--- START Provided records ---

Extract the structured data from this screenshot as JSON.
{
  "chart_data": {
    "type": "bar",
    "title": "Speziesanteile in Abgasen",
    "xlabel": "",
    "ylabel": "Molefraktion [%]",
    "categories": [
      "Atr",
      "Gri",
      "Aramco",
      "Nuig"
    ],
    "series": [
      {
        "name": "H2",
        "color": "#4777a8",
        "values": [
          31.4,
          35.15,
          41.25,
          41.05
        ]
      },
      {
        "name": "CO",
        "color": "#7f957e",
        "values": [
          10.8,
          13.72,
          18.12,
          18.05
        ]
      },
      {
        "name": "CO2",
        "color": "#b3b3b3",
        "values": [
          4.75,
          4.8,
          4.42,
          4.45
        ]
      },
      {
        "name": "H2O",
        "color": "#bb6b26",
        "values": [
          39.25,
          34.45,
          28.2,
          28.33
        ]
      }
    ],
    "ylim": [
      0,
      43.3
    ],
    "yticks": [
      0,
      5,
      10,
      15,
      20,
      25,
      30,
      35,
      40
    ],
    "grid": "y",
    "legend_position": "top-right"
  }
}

--- END Provided records ---
--- START Provided records ---

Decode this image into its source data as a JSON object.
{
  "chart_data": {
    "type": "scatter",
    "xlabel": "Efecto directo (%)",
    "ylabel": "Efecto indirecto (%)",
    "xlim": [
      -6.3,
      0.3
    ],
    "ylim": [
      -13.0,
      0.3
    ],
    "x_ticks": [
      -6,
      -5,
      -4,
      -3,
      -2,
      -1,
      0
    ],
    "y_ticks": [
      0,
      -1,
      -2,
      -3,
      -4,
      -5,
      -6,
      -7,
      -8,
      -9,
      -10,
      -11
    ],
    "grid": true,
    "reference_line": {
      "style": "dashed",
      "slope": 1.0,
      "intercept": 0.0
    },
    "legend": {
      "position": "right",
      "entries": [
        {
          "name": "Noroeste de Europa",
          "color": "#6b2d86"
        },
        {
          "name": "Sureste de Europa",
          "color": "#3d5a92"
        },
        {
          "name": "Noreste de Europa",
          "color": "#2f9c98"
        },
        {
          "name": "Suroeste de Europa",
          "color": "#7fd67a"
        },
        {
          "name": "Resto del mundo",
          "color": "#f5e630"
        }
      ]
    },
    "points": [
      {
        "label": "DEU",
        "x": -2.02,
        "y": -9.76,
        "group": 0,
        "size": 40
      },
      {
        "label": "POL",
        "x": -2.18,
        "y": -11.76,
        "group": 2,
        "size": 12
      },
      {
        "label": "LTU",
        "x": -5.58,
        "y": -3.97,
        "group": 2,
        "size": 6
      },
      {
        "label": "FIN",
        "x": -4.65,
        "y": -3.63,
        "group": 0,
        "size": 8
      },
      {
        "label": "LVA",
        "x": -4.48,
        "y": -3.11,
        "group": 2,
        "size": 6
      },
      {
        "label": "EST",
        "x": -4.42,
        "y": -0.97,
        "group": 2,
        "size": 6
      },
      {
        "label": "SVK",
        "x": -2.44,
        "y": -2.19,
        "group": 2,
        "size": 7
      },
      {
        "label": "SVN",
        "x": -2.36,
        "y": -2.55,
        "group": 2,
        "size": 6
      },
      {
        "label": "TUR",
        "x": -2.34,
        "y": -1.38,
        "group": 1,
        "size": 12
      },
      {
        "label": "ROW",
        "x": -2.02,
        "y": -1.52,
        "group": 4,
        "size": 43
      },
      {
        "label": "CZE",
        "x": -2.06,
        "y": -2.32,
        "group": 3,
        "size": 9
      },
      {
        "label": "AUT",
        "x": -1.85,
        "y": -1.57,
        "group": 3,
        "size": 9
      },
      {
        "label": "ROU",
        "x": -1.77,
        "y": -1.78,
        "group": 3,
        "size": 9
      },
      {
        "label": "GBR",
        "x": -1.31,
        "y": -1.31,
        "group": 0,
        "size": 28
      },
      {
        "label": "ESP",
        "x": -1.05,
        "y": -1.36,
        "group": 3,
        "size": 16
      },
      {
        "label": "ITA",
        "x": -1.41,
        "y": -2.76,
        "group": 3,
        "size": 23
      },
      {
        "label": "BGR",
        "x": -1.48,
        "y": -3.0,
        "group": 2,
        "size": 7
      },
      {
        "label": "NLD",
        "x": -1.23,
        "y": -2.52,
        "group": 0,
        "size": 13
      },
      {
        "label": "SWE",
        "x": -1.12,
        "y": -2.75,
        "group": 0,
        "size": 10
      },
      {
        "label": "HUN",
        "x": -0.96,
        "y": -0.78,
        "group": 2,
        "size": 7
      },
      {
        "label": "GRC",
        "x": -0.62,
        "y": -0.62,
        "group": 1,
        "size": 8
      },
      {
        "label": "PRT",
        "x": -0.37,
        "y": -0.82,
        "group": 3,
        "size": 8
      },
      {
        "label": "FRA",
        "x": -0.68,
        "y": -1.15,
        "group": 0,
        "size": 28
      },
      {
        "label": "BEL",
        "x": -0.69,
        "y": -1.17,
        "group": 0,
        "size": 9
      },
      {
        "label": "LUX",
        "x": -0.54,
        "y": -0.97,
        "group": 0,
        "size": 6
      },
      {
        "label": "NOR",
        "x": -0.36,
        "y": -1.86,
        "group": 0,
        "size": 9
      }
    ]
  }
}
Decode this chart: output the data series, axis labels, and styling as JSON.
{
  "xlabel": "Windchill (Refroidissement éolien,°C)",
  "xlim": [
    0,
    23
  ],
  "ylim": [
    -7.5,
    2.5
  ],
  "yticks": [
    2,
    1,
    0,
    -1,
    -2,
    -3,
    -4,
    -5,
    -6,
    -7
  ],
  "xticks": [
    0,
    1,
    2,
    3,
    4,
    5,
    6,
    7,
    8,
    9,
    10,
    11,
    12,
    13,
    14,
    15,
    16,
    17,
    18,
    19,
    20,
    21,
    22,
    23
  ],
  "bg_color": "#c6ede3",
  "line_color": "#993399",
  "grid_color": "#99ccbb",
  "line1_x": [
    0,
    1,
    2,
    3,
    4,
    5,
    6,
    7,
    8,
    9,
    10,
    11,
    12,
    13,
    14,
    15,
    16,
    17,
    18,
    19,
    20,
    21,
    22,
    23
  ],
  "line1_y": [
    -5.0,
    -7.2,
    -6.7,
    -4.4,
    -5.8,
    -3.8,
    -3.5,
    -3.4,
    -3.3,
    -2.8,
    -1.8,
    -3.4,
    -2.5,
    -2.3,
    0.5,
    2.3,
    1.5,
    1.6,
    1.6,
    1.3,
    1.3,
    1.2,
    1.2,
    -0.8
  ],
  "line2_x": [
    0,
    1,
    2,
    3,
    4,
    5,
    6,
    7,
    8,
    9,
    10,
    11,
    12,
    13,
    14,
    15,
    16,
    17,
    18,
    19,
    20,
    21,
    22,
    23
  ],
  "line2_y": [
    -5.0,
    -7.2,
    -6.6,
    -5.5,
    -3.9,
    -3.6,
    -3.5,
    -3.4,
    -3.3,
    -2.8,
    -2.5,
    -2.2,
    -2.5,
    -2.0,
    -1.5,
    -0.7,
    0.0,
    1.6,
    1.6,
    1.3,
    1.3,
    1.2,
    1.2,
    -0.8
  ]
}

--- END Provided records ---

The problem: Collect every line with the string "xlabel" from the records, and copy each.

Exercise response:
    "xlabel": "",
    "xlabel": "Efecto directo (%)",
  "xlabel": "Windchill (Refroidissement éolien,°C)",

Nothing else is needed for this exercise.